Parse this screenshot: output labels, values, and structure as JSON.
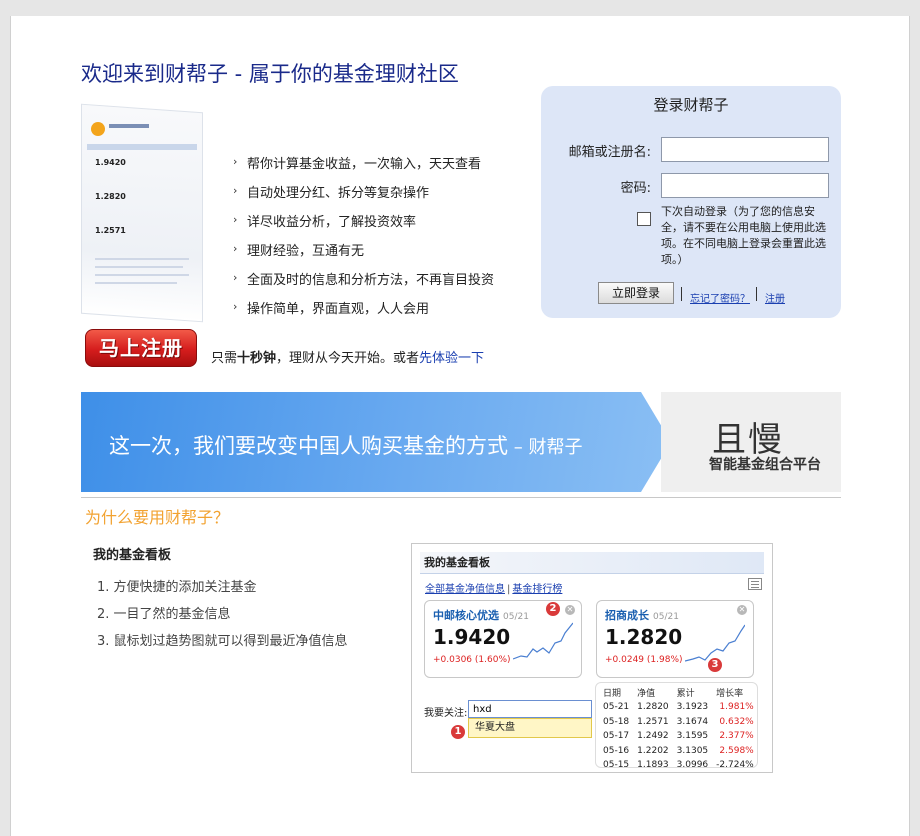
{
  "headline": "欢迎来到财帮子 - 属于你的基金理财社区",
  "screenshot_preview": {
    "nums": [
      "1.9420",
      "1.2820",
      "1.2571"
    ]
  },
  "features": [
    "帮你计算基金收益，一次输入，天天查看",
    "自动处理分红、拆分等复杂操作",
    "详尽收益分析，了解投资效率",
    "理财经验，互通有无",
    "全面及时的信息和分析方法，不再盲目投资",
    "操作简单，界面直观，人人会用"
  ],
  "register": {
    "button": "马上注册",
    "note_prefix": "只需",
    "note_bold": "十秒钟",
    "note_mid": "，理财从今天开始。或者",
    "note_link": "先体验一下"
  },
  "login": {
    "title": "登录财帮子",
    "email_label": "邮箱或注册名:",
    "password_label": "密码:",
    "email_value": "",
    "password_value": "",
    "remember_text": "下次自动登录（为了您的信息安全，请不要在公用电脑上使用此选项。在不同电脑上登录会重置此选项。）",
    "submit": "立即登录",
    "forgot": "忘记了密码？",
    "signup": "注册"
  },
  "banner": {
    "slogan": "这一次，我们要改变中国人购买基金的方式",
    "signature": " – 财帮子",
    "brand": "且慢",
    "brand_sub": "智能基金组合平台"
  },
  "why_title": "为什么要用财帮子？",
  "board": {
    "title": "我的基金看板",
    "items": [
      "1.  方便快捷的添加关注基金",
      "2.  一目了然的基金信息",
      "3.  鼠标划过趋势图就可以得到最近净值信息"
    ]
  },
  "demo": {
    "header": "我的基金看板",
    "tab_all": "全部基金净值信息",
    "tab_rank": "基金排行榜",
    "cards": [
      {
        "name": "中邮核心优选",
        "date": "05/21",
        "nav": "1.9420",
        "change": "+0.0306 (1.60%)",
        "badge": "2"
      },
      {
        "name": "招商成长",
        "date": "05/21",
        "nav": "1.2820",
        "change": "+0.0249 (1.98%)",
        "badge": "3"
      }
    ],
    "watch_label": "我要关注:",
    "watch_value": "hxd",
    "suggestion": "华夏大盘",
    "suggest_badge": "1",
    "table": {
      "headers": [
        "日期",
        "净值",
        "累计",
        "增长率"
      ],
      "rows": [
        [
          "05-21",
          "1.2820",
          "3.1923",
          "1.981%"
        ],
        [
          "05-18",
          "1.2571",
          "3.1674",
          "0.632%"
        ],
        [
          "05-17",
          "1.2492",
          "3.1595",
          "2.377%"
        ],
        [
          "05-16",
          "1.2202",
          "3.1305",
          "2.598%"
        ],
        [
          "05-15",
          "1.1893",
          "3.0996",
          "-2.724%"
        ]
      ]
    }
  },
  "colors": {
    "link": "#1a3fb0",
    "accent_orange": "#f2a230",
    "login_bg": "#dde6f7",
    "red": "#d22222"
  }
}
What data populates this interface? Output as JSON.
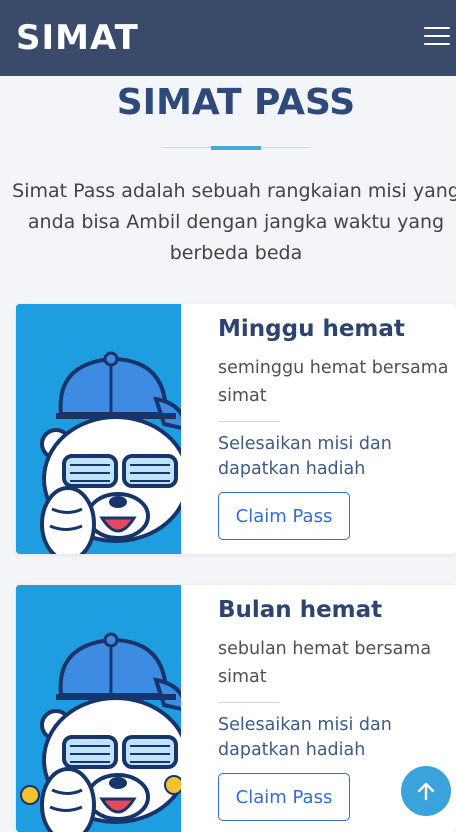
{
  "header": {
    "brand": "SIMAT",
    "menu_icon": "hamburger-menu-icon"
  },
  "section": {
    "title": "SIMAT PASS",
    "intro": "Simat Pass adalah sebuah rangkaian misi yang anda bisa Ambil dengan jangka waktu yang berbeda beda"
  },
  "passes": [
    {
      "title": "Minggu hemat",
      "description": "seminggu hemat bersama simat",
      "cta_text": "Selesaikan misi dan dapatkan hadiah",
      "button_label": "Claim Pass",
      "image": "polar-bear-cap-illustration"
    },
    {
      "title": "Bulan hemat",
      "description": "sebulan hemat bersama simat",
      "cta_text": "Selesaikan misi dan dapatkan hadiah",
      "button_label": "Claim Pass",
      "image": "polar-bear-cap-illustration"
    }
  ],
  "scroll_top_icon": "arrow-up-icon",
  "colors": {
    "navbar": "#3a4a6b",
    "title": "#2d4a7a",
    "accent": "#4aa8d8",
    "button": "#2f6fd6",
    "image_bg": "#1e9de0"
  }
}
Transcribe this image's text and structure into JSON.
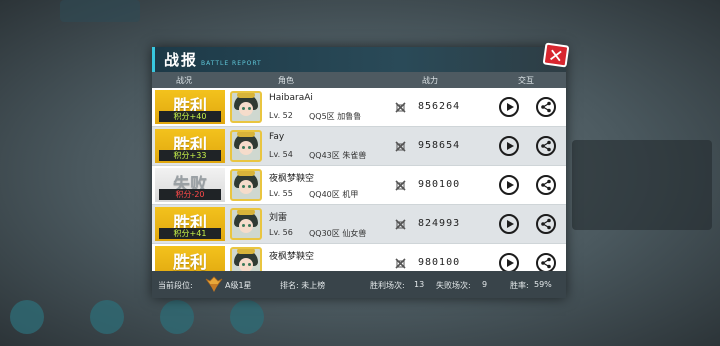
{
  "panel": {
    "title": "战报",
    "subtitle": "BATTLE REPORT"
  },
  "columns": {
    "status": "战况",
    "role": "角色",
    "power": "战力",
    "interact": "交互"
  },
  "rows": [
    {
      "result": "胜利",
      "points": "积分+40",
      "name": "HaibaraAi",
      "level": "Lv. 52",
      "server": "QQ5区 加鲁鲁",
      "power": "856264",
      "outcome": "win"
    },
    {
      "result": "胜利",
      "points": "积分+33",
      "name": "Fay",
      "level": "Lv. 54",
      "server": "QQ43区 朱雀兽",
      "power": "958654",
      "outcome": "win"
    },
    {
      "result": "失败",
      "points": "积分-20",
      "name": "夜枫梦鞅空",
      "level": "Lv. 55",
      "server": "QQ40区 机甲",
      "power": "980100",
      "outcome": "loss"
    },
    {
      "result": "胜利",
      "points": "积分+41",
      "name": "刘雷",
      "level": "Lv. 56",
      "server": "QQ30区 仙女兽",
      "power": "824993",
      "outcome": "win"
    },
    {
      "result": "胜利",
      "points": "",
      "name": "夜枫梦鞅空",
      "level": "",
      "server": "",
      "power": "980100",
      "outcome": "win"
    }
  ],
  "footer": {
    "rank_label": "当前段位:",
    "rank_value": "A级1星",
    "ranking": "排名: 未上榜",
    "wins_label": "胜利场次:",
    "wins": "13",
    "losses_label": "失败场次:",
    "losses": "9",
    "winrate_label": "胜率:",
    "winrate": "59%"
  },
  "colors": {
    "win": "#e9b316",
    "loss": "#e6e6e6",
    "close": "#d8262f",
    "accent": "#38c8e0"
  },
  "icons": {
    "close": "close-icon",
    "play": "play-icon",
    "share": "share-icon",
    "power": "power-icon",
    "rank": "rank-badge-icon"
  }
}
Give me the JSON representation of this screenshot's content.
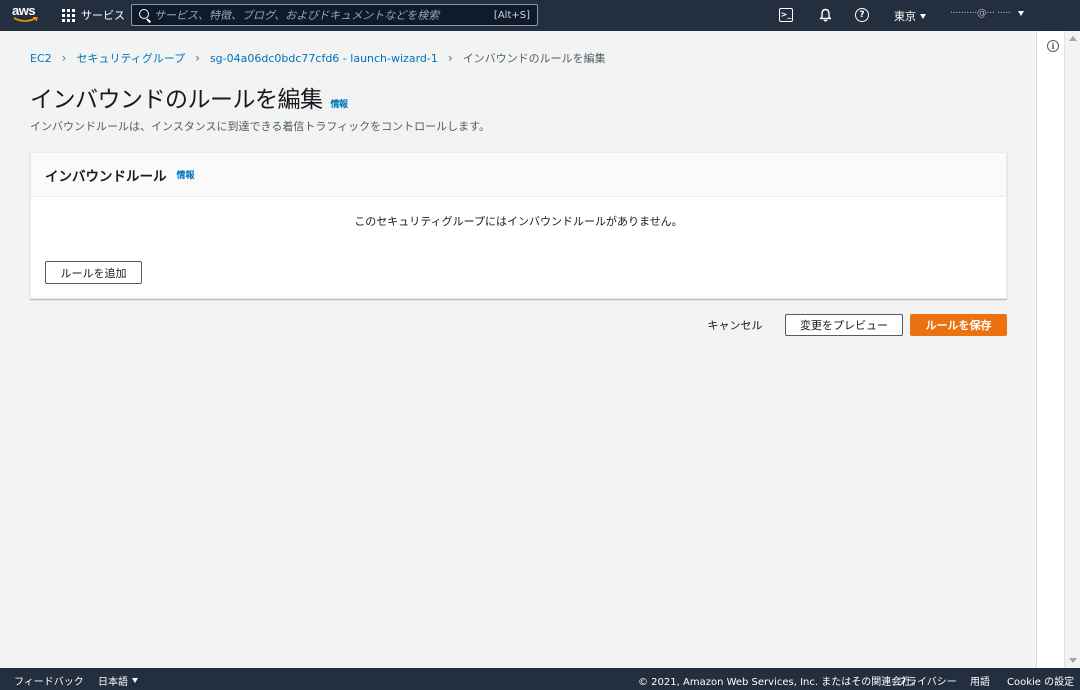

* * *

▸ Directions
Lines that hold "structure" are the ones to copy; find all of them.

▸ Full output
Parse this screenshot: output labels, values, and structure as JSON.
Transcribe this image's text and structure into JSON.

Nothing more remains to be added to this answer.